» **Prompt**: Copy each of the following rows word for word.
[begin Data rows]
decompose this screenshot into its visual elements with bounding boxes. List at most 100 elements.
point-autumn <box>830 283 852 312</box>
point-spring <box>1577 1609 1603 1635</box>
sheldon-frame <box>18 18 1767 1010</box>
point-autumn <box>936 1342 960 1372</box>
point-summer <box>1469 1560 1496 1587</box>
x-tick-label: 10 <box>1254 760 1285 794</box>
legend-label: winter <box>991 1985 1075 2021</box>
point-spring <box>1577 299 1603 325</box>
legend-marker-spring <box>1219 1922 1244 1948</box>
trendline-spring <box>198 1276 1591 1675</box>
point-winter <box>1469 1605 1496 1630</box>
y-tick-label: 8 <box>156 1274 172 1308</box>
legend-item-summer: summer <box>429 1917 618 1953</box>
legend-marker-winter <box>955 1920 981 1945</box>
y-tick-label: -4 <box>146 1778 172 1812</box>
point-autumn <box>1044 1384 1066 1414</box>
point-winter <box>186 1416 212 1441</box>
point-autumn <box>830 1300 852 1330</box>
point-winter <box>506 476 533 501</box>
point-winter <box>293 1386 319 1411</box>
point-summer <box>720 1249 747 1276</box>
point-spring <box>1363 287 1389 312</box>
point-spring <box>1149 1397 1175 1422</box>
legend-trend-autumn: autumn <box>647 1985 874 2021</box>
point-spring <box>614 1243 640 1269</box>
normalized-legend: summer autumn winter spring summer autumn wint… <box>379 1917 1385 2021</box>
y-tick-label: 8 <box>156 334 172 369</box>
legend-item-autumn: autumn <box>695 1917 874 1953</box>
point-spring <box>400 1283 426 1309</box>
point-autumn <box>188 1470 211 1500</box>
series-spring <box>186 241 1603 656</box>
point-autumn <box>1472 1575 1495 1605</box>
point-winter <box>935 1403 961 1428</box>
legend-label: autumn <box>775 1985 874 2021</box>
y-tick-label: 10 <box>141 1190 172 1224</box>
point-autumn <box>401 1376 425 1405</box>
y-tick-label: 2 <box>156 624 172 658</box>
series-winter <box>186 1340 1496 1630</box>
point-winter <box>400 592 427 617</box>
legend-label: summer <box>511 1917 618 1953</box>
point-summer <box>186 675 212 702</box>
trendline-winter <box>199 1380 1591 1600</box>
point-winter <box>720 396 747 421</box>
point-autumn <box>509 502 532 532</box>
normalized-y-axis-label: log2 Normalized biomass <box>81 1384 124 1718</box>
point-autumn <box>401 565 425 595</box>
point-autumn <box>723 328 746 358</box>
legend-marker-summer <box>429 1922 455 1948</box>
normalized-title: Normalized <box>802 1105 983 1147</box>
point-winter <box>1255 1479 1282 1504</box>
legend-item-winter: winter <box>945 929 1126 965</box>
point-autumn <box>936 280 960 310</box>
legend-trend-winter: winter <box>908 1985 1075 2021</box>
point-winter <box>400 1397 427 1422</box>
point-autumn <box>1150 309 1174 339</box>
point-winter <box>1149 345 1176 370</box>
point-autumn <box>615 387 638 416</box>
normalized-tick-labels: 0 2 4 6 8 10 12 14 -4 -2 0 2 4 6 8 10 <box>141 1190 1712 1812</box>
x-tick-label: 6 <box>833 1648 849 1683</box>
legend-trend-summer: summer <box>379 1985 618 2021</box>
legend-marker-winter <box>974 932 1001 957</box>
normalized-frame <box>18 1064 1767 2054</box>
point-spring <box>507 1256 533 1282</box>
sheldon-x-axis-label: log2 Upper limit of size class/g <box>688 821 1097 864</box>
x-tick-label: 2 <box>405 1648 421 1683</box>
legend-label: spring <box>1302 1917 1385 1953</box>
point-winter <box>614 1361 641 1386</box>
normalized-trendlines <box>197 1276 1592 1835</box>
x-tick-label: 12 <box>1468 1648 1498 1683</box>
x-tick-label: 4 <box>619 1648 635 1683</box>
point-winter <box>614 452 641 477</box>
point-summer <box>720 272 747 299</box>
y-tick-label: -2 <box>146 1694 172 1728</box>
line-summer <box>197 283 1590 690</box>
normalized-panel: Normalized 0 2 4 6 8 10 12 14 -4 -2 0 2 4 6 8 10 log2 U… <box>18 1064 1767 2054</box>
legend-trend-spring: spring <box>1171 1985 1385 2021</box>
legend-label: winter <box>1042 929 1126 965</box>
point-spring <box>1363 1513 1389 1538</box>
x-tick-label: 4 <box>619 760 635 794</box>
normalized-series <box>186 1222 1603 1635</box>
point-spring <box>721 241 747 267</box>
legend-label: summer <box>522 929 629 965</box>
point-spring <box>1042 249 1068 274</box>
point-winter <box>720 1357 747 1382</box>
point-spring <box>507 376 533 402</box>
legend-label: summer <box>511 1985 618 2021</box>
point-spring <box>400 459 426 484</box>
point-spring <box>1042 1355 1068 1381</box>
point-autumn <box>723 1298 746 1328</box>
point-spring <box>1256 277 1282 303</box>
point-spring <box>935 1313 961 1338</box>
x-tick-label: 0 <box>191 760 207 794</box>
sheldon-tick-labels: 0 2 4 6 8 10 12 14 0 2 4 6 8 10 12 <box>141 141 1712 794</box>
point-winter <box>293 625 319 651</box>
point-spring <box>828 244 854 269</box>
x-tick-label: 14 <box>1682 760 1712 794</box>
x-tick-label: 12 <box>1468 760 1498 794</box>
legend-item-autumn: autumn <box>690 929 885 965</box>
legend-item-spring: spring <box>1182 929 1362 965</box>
[end Data rows]
» **Task output**:
decompose this screenshot into its visual elements with bounding boxes. List at most 100 elements.
point-autumn <box>830 283 852 312</box>
point-spring <box>1577 1609 1603 1635</box>
sheldon-frame <box>18 18 1767 1010</box>
point-autumn <box>936 1342 960 1372</box>
point-summer <box>1469 1560 1496 1587</box>
x-tick-label: 10 <box>1254 760 1285 794</box>
legend-label: winter <box>991 1985 1075 2021</box>
point-spring <box>1577 299 1603 325</box>
legend-marker-spring <box>1219 1922 1244 1948</box>
trendline-spring <box>198 1276 1591 1675</box>
point-winter <box>1469 1605 1496 1630</box>
y-tick-label: 8 <box>156 1274 172 1308</box>
legend-item-summer: summer <box>429 1917 618 1953</box>
legend-marker-winter <box>955 1920 981 1945</box>
y-tick-label: -4 <box>146 1778 172 1812</box>
point-autumn <box>1044 1384 1066 1414</box>
point-winter <box>186 1416 212 1441</box>
point-autumn <box>830 1300 852 1330</box>
point-winter <box>506 476 533 501</box>
point-winter <box>293 1386 319 1411</box>
point-summer <box>720 1249 747 1276</box>
point-spring <box>1363 287 1389 312</box>
point-spring <box>1149 1397 1175 1422</box>
legend-trend-autumn: autumn <box>647 1985 874 2021</box>
point-spring <box>614 1243 640 1269</box>
normalized-legend: summer autumn winter spring summer autumn wint… <box>379 1917 1385 2021</box>
y-tick-label: 8 <box>156 334 172 369</box>
legend-item-autumn: autumn <box>695 1917 874 1953</box>
point-spring <box>400 1283 426 1309</box>
point-autumn <box>188 1470 211 1500</box>
series-spring <box>186 241 1603 656</box>
point-autumn <box>1472 1575 1495 1605</box>
point-winter <box>935 1403 961 1428</box>
legend-label: autumn <box>775 1985 874 2021</box>
y-tick-label: 10 <box>141 1190 172 1224</box>
point-autumn <box>401 1376 425 1405</box>
y-tick-label: 2 <box>156 624 172 658</box>
series-winter <box>186 1340 1496 1630</box>
point-winter <box>400 592 427 617</box>
legend-label: summer <box>511 1917 618 1953</box>
point-summer <box>186 675 212 702</box>
trendline-winter <box>199 1380 1591 1600</box>
point-winter <box>720 396 747 421</box>
point-autumn <box>509 502 532 532</box>
normalized-y-axis-label: log2 Normalized biomass <box>81 1384 124 1718</box>
point-autumn <box>401 565 425 595</box>
point-autumn <box>723 328 746 358</box>
legend-marker-summer <box>429 1922 455 1948</box>
normalized-title: Normalized <box>802 1105 983 1147</box>
point-winter <box>1255 1479 1282 1504</box>
legend-item-winter: winter <box>945 929 1126 965</box>
point-autumn <box>936 280 960 310</box>
legend-trend-winter: winter <box>908 1985 1075 2021</box>
point-winter <box>400 1397 427 1422</box>
point-autumn <box>1150 309 1174 339</box>
point-winter <box>1149 345 1176 370</box>
point-autumn <box>615 387 638 416</box>
normalized-tick-labels: 0 2 4 6 8 10 12 14 -4 -2 0 2 4 6 8 10 <box>141 1190 1712 1812</box>
x-tick-label: 6 <box>833 1648 849 1683</box>
legend-trend-summer: summer <box>379 1985 618 2021</box>
legend-marker-winter <box>974 932 1001 957</box>
normalized-frame <box>18 1064 1767 2054</box>
point-spring <box>507 1256 533 1282</box>
sheldon-x-axis-label: log2 Upper limit of size class/g <box>688 821 1097 864</box>
x-tick-label: 2 <box>405 1648 421 1683</box>
legend-label: spring <box>1302 1917 1385 1953</box>
point-winter <box>614 1361 641 1386</box>
normalized-trendlines <box>197 1276 1592 1835</box>
x-tick-label: 12 <box>1468 1648 1498 1683</box>
x-tick-label: 4 <box>619 1648 635 1683</box>
point-winter <box>614 452 641 477</box>
point-summer <box>720 272 747 299</box>
y-tick-label: -2 <box>146 1694 172 1728</box>
line-summer <box>197 283 1590 690</box>
normalized-panel: Normalized 0 2 4 6 8 10 12 14 -4 -2 0 2 4 6 8 10 log2 U… <box>18 1064 1767 2054</box>
legend-trend-spring: spring <box>1171 1985 1385 2021</box>
legend-label: winter <box>1042 929 1126 965</box>
point-spring <box>1363 1513 1389 1538</box>
x-tick-label: 4 <box>619 760 635 794</box>
normalized-series <box>186 1222 1603 1635</box>
point-spring <box>721 241 747 267</box>
legend-label: summer <box>522 929 629 965</box>
point-spring <box>1042 249 1068 274</box>
point-winter <box>720 1357 747 1382</box>
point-spring <box>507 376 533 402</box>
legend-label: summer <box>511 1985 618 2021</box>
point-spring <box>400 459 426 484</box>
point-spring <box>1042 1355 1068 1381</box>
point-autumn <box>723 1298 746 1328</box>
point-spring <box>1256 277 1282 303</box>
point-spring <box>935 1313 961 1338</box>
x-tick-label: 0 <box>191 760 207 794</box>
sheldon-tick-labels: 0 2 4 6 8 10 12 14 0 2 4 6 8 10 12 <box>141 141 1712 794</box>
point-winter <box>293 625 319 651</box>
point-spring <box>828 244 854 269</box>
x-tick-label: 14 <box>1682 760 1712 794</box>
x-tick-label: 12 <box>1468 760 1498 794</box>
legend-item-autumn: autumn <box>690 929 885 965</box>
legend-item-spring: spring <box>1182 929 1362 965</box>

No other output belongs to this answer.